---------- INFORMATION SUPPLIED ----------

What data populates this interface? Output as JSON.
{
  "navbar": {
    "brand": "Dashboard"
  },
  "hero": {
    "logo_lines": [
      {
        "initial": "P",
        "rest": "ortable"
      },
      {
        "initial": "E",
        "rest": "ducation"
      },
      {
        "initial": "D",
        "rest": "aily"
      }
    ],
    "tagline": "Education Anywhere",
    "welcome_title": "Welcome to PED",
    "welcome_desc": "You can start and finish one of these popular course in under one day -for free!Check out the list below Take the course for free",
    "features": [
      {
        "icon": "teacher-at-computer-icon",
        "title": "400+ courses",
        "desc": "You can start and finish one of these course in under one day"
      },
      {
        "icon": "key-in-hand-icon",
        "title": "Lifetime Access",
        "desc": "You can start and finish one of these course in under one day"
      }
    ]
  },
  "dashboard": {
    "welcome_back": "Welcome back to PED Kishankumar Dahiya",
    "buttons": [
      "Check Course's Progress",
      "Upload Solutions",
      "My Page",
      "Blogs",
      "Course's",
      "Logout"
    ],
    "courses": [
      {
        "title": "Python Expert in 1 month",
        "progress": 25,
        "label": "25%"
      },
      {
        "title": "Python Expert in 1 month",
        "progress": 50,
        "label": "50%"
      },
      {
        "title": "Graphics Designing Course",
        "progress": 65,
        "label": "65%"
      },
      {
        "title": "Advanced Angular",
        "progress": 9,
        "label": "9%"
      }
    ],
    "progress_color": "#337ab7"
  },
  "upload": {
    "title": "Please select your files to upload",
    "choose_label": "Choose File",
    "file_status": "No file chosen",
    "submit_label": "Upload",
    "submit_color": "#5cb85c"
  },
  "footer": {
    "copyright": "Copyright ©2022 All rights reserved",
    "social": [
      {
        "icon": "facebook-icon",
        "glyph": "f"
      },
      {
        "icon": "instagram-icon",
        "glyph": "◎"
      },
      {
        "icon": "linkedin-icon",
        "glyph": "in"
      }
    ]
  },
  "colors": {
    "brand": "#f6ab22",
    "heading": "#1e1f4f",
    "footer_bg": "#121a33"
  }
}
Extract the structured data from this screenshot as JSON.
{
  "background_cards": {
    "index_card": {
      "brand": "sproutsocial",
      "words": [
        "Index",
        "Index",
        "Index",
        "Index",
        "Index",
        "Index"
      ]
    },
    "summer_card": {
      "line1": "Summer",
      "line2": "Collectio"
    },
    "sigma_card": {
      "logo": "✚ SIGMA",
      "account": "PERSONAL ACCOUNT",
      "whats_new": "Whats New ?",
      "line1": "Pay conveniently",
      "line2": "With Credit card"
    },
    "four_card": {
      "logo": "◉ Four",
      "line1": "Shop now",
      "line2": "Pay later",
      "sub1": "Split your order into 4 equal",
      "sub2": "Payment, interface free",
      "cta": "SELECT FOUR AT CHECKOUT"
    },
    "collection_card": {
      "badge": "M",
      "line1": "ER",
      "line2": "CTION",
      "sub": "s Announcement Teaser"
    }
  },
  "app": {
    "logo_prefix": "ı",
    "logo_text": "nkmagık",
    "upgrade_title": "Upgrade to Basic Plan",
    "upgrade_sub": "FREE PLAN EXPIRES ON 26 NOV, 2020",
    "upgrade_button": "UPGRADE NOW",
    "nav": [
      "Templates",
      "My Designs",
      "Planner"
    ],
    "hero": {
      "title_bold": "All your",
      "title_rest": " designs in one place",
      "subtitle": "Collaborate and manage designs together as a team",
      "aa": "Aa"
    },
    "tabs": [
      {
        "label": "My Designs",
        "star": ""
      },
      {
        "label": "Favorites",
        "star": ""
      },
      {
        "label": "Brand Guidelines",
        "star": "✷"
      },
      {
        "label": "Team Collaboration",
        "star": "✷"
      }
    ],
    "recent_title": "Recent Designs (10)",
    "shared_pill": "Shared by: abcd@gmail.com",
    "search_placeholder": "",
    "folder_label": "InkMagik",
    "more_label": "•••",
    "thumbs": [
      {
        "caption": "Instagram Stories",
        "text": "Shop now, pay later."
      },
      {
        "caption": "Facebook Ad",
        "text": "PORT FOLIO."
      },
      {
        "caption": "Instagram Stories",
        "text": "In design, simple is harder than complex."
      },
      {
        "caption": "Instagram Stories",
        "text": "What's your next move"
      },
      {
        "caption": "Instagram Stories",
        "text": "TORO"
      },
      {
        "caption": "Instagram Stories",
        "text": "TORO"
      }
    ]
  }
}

----------

WORK TO BE COMPLETED ▸
From the entries above, copy every line that holds the word "interface".

RESULT FOR THIS TASK ▸
What data populates this interface? Output as JSON.
      "sub2": "Payment, interface free",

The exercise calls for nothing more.